- What is expected:
Provide only the number of lines in the data below that contain the word "ZONAL".

Records
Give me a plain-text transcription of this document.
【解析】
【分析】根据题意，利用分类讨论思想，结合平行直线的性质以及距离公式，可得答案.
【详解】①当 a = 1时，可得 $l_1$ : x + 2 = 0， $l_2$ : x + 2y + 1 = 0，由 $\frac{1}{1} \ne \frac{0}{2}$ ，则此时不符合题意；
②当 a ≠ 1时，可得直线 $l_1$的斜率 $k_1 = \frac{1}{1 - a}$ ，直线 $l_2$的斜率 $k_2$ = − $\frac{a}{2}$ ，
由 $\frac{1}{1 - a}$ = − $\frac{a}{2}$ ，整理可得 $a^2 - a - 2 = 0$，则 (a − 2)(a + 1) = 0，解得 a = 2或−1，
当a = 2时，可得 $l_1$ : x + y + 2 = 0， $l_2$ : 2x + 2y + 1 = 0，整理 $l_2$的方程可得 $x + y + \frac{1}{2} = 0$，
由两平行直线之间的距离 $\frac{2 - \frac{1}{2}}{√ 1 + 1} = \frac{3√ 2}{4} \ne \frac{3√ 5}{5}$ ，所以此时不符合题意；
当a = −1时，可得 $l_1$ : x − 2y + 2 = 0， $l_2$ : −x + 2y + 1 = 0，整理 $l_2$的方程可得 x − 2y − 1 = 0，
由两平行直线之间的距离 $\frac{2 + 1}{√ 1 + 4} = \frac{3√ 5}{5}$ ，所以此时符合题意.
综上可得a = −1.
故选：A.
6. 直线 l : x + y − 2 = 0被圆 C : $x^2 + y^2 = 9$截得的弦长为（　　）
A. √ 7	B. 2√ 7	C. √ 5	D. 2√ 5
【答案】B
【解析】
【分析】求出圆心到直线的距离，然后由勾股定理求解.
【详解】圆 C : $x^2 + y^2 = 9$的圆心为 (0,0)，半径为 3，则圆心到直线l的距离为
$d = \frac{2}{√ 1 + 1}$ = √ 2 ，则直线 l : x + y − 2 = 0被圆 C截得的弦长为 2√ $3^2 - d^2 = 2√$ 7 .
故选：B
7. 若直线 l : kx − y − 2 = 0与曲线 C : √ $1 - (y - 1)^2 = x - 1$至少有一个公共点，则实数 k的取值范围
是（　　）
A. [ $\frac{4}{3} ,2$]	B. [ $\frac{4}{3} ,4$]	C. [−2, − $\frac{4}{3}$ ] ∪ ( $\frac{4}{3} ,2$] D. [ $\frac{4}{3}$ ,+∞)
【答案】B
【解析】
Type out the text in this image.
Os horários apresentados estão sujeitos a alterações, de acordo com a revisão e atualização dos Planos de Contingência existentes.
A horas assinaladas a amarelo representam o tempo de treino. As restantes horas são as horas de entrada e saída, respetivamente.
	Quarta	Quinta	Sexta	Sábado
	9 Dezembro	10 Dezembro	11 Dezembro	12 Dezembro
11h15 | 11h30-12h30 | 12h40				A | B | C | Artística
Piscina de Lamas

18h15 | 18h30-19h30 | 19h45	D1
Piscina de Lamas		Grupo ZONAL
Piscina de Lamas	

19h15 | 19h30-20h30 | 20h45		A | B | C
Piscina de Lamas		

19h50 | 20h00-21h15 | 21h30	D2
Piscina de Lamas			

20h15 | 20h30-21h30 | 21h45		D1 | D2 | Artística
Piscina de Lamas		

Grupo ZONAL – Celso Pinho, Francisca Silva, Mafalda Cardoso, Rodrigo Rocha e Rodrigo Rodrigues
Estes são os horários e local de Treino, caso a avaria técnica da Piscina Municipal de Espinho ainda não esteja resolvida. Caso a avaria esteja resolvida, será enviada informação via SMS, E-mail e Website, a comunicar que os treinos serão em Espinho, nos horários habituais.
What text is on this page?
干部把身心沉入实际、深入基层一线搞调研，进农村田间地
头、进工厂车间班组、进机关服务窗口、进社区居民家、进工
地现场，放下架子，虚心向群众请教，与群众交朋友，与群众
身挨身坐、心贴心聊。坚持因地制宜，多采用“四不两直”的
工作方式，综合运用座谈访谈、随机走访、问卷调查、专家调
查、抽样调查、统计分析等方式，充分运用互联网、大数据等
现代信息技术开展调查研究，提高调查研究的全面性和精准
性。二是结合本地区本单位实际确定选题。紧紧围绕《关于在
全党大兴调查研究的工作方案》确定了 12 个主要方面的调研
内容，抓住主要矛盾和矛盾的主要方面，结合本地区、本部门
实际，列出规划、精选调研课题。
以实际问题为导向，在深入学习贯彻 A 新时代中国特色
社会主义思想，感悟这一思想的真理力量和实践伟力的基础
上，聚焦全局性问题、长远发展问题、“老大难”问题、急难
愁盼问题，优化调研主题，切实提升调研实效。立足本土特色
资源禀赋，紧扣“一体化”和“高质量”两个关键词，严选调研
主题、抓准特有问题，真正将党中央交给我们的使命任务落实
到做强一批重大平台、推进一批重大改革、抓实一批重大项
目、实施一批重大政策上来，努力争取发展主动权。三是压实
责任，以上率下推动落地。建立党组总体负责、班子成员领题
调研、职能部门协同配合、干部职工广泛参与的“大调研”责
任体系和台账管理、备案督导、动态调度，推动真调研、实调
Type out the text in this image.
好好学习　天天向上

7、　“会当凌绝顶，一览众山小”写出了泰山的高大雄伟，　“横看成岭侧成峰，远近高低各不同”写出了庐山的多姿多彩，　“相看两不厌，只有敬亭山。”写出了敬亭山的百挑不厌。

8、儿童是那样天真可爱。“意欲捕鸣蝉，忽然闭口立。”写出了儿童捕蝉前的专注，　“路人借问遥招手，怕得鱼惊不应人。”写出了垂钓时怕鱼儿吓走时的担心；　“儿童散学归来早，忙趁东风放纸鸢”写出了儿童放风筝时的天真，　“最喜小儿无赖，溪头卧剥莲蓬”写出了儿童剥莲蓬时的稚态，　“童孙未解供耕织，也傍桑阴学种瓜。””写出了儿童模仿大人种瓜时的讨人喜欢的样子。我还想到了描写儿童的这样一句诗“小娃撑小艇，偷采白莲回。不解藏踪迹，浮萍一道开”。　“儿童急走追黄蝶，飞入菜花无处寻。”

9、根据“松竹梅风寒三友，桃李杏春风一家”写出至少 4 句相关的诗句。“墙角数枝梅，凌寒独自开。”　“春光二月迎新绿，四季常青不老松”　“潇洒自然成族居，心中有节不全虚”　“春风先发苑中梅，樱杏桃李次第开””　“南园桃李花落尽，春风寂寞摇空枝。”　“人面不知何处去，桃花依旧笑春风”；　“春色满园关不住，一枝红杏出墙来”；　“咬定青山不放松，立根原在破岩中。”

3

- Right answer:
2